-- begin Provided records --
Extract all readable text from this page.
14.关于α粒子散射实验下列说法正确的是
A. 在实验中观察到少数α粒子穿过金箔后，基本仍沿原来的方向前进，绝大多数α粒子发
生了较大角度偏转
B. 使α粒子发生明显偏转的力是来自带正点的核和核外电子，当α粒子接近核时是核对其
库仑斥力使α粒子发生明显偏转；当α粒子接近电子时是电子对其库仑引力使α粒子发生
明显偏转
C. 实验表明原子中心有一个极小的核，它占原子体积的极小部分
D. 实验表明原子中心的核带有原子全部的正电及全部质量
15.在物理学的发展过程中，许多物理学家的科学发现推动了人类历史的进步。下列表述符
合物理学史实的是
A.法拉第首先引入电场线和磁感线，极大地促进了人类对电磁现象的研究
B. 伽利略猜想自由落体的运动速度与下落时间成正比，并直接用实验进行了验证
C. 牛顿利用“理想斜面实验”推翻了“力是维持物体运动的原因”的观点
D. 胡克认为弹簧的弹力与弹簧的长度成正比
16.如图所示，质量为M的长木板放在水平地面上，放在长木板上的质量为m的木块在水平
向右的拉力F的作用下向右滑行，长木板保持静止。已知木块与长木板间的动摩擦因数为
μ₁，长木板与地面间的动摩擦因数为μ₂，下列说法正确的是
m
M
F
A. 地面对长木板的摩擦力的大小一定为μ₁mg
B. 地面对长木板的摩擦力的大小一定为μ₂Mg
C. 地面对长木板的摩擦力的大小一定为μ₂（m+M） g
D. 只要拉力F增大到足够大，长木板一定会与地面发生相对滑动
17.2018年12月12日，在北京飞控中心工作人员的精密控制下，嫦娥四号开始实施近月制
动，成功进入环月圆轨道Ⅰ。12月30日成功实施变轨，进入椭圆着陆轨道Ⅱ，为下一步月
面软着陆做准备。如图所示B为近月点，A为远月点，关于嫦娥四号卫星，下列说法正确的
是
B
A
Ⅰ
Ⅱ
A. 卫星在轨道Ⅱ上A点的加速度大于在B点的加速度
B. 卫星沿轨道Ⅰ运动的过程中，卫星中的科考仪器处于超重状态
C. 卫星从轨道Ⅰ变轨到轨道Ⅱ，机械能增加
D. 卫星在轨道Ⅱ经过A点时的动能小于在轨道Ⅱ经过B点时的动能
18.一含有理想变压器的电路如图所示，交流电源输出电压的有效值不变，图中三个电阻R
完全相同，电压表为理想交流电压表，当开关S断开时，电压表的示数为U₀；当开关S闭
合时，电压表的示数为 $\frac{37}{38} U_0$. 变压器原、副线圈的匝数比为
-- end Provided records --
-- begin Provided records --
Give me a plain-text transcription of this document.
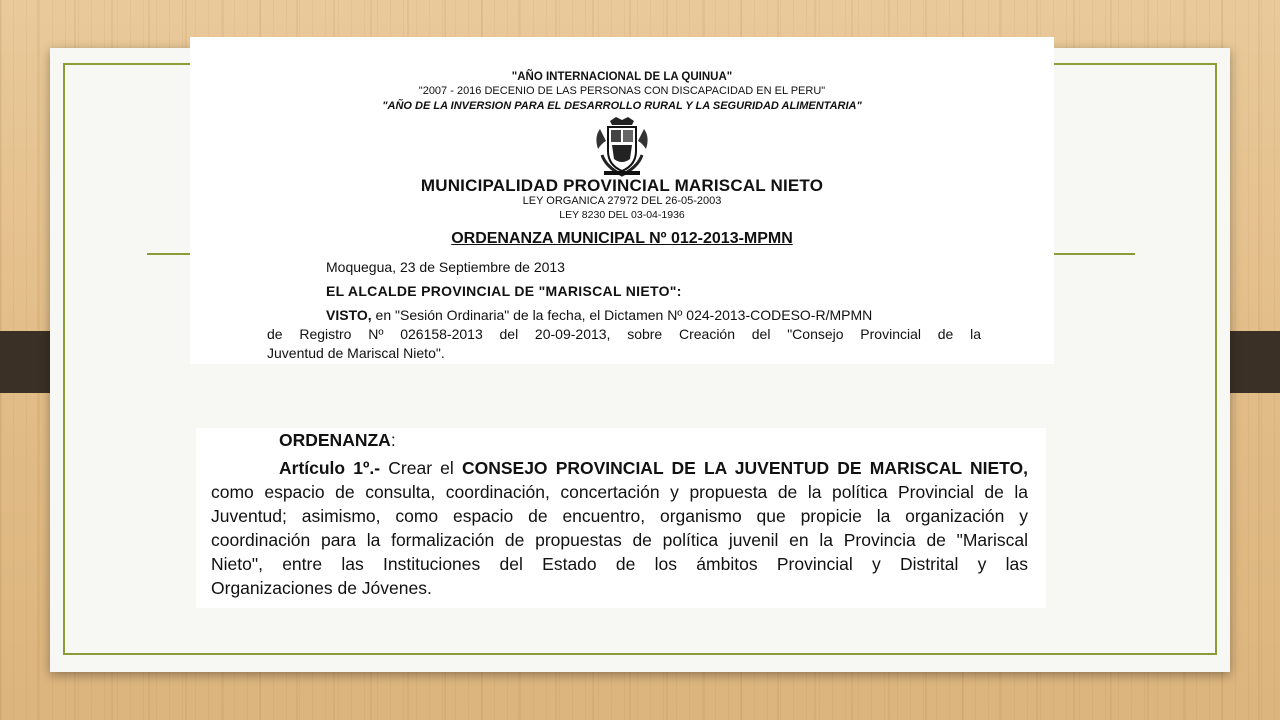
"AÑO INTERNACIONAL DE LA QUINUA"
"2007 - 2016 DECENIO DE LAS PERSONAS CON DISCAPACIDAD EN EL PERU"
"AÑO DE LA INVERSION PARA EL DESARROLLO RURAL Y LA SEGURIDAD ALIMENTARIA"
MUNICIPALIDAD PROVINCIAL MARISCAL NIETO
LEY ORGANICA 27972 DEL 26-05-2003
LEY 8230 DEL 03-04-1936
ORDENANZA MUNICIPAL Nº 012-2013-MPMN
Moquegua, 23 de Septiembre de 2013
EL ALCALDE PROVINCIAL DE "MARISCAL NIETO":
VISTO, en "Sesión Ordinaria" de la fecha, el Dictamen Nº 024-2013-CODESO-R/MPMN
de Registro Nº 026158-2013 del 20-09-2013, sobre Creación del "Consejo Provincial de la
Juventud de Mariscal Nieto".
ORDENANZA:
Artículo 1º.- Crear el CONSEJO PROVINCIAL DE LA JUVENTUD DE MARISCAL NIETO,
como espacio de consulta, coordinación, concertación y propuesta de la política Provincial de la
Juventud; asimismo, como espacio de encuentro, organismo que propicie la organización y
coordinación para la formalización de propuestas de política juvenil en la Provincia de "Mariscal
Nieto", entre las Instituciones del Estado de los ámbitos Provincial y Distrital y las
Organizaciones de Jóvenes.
-- end Provided records --
**Task directions**
Identify each line in the records above containing the word "MPMN"; copy those lines.

**Complete output**
ORDENANZA MUNICIPAL Nº 012-2013-MPMN
VISTO, en "Sesión Ordinaria" de la fecha, el Dictamen Nº 024-2013-CODESO-R/MPMN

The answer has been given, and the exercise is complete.